[Dataset rows about figures]

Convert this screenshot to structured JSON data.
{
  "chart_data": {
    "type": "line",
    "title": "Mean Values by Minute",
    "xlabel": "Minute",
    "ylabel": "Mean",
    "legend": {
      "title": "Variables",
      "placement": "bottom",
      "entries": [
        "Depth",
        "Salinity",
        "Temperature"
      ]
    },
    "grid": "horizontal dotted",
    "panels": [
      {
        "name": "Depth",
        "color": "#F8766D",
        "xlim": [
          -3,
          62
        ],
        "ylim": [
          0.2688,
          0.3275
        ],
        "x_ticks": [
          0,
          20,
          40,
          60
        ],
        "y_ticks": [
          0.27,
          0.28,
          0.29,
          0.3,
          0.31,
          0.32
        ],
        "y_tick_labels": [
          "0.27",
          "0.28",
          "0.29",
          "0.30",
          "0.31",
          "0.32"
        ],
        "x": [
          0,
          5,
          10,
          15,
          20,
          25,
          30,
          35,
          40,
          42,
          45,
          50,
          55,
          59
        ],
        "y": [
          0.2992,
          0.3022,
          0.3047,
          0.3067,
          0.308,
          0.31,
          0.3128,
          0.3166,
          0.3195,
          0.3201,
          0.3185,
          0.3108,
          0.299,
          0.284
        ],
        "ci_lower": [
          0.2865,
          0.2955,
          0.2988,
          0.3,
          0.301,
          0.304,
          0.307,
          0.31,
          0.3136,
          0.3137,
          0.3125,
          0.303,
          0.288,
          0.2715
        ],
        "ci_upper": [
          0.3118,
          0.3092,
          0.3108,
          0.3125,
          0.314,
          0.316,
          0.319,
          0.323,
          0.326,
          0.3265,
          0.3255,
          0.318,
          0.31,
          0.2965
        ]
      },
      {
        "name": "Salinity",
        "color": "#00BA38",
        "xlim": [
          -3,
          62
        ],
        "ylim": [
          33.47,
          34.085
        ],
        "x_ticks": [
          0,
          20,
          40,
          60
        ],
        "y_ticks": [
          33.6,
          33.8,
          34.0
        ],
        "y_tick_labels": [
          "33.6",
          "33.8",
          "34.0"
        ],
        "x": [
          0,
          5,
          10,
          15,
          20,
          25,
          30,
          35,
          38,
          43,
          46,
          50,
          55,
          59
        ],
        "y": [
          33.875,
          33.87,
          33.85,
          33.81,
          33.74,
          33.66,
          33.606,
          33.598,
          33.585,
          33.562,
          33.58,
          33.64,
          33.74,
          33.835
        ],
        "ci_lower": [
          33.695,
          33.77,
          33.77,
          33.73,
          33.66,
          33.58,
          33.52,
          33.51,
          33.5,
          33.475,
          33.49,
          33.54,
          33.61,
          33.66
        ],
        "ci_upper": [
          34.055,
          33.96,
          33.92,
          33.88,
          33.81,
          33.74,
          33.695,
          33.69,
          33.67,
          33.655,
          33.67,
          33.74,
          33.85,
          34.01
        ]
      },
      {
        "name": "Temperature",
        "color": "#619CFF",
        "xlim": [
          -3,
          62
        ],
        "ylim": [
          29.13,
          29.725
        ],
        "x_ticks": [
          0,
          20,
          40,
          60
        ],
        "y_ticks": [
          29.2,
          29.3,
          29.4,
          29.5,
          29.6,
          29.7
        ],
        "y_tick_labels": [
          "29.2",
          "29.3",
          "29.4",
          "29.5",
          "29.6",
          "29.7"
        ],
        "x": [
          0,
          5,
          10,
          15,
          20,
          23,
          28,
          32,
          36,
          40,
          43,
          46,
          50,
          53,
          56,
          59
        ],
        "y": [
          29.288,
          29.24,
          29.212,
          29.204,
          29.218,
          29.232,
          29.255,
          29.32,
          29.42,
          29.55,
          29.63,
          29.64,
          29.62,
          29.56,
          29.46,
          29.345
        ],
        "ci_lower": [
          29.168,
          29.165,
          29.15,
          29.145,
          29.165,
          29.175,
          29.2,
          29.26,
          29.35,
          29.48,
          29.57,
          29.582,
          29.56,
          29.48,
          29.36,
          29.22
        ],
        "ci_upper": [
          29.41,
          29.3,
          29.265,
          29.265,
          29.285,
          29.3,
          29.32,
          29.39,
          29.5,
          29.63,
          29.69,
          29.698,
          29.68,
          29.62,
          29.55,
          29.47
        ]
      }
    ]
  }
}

| Short problem |
Make an exact copy of the records.

| Output below |
Convert this screenshot to structured JSON data.
{
  "chart_data": {
    "type": "line",
    "title": "Mean Values by Minute",
    "xlabel": "Minute",
    "ylabel": "Mean",
    "legend": {
      "title": "Variables",
      "placement": "bottom",
      "entries": [
        "Depth",
        "Salinity",
        "Temperature"
      ]
    },
    "grid": "horizontal dotted",
    "panels": [
      {
        "name": "Depth",
        "color": "#F8766D",
        "xlim": [
          -3,
          62
        ],
        "ylim": [
          0.2688,
          0.3275
        ],
        "x_ticks": [
          0,
          20,
          40,
          60
        ],
        "y_ticks": [
          0.27,
          0.28,
          0.29,
          0.3,
          0.31,
          0.32
        ],
        "y_tick_labels": [
          "0.27",
          "0.28",
          "0.29",
          "0.30",
          "0.31",
          "0.32"
        ],
        "x": [
          0,
          5,
          10,
          15,
          20,
          25,
          30,
          35,
          40,
          42,
          45,
          50,
          55,
          59
        ],
        "y": [
          0.2992,
          0.3022,
          0.3047,
          0.3067,
          0.308,
          0.31,
          0.3128,
          0.3166,
          0.3195,
          0.3201,
          0.3185,
          0.3108,
          0.299,
          0.284
        ],
        "ci_lower": [
          0.2865,
          0.2955,
          0.2988,
          0.3,
          0.301,
          0.304,
          0.307,
          0.31,
          0.3136,
          0.3137,
          0.3125,
          0.303,
          0.288,
          0.2715
        ],
        "ci_upper": [
          0.3118,
          0.3092,
          0.3108,
          0.3125,
          0.314,
          0.316,
          0.319,
          0.323,
          0.326,
          0.3265,
          0.3255,
          0.318,
          0.31,
          0.2965
        ]
      },
      {
        "name": "Salinity",
        "color": "#00BA38",
        "xlim": [
          -3,
          62
        ],
        "ylim": [
          33.47,
          34.085
        ],
        "x_ticks": [
          0,
          20,
          40,
          60
        ],
        "y_ticks": [
          33.6,
          33.8,
          34.0
        ],
        "y_tick_labels": [
          "33.6",
          "33.8",
          "34.0"
        ],
        "x": [
          0,
          5,
          10,
          15,
          20,
          25,
          30,
          35,
          38,
          43,
          46,
          50,
          55,
          59
        ],
        "y": [
          33.875,
          33.87,
          33.85,
          33.81,
          33.74,
          33.66,
          33.606,
          33.598,
          33.585,
          33.562,
          33.58,
          33.64,
          33.74,
          33.835
        ],
        "ci_lower": [
          33.695,
          33.77,
          33.77,
          33.73,
          33.66,
          33.58,
          33.52,
          33.51,
          33.5,
          33.475,
          33.49,
          33.54,
          33.61,
          33.66
        ],
        "ci_upper": [
          34.055,
          33.96,
          33.92,
          33.88,
          33.81,
          33.74,
          33.695,
          33.69,
          33.67,
          33.655,
          33.67,
          33.74,
          33.85,
          34.01
        ]
      },
      {
        "name": "Temperature",
        "color": "#619CFF",
        "xlim": [
          -3,
          62
        ],
        "ylim": [
          29.13,
          29.725
        ],
        "x_ticks": [
          0,
          20,
          40,
          60
        ],
        "y_ticks": [
          29.2,
          29.3,
          29.4,
          29.5,
          29.6,
          29.7
        ],
        "y_tick_labels": [
          "29.2",
          "29.3",
          "29.4",
          "29.5",
          "29.6",
          "29.7"
        ],
        "x": [
          0,
          5,
          10,
          15,
          20,
          23,
          28,
          32,
          36,
          40,
          43,
          46,
          50,
          53,
          56,
          59
        ],
        "y": [
          29.288,
          29.24,
          29.212,
          29.204,
          29.218,
          29.232,
          29.255,
          29.32,
          29.42,
          29.55,
          29.63,
          29.64,
          29.62,
          29.56,
          29.46,
          29.345
        ],
        "ci_lower": [
          29.168,
          29.165,
          29.15,
          29.145,
          29.165,
          29.175,
          29.2,
          29.26,
          29.35,
          29.48,
          29.57,
          29.582,
          29.56,
          29.48,
          29.36,
          29.22
        ],
        "ci_upper": [
          29.41,
          29.3,
          29.265,
          29.265,
          29.285,
          29.3,
          29.32,
          29.39,
          29.5,
          29.63,
          29.69,
          29.698,
          29.68,
          29.62,
          29.55,
          29.47
        ]
      }
    ]
  }
}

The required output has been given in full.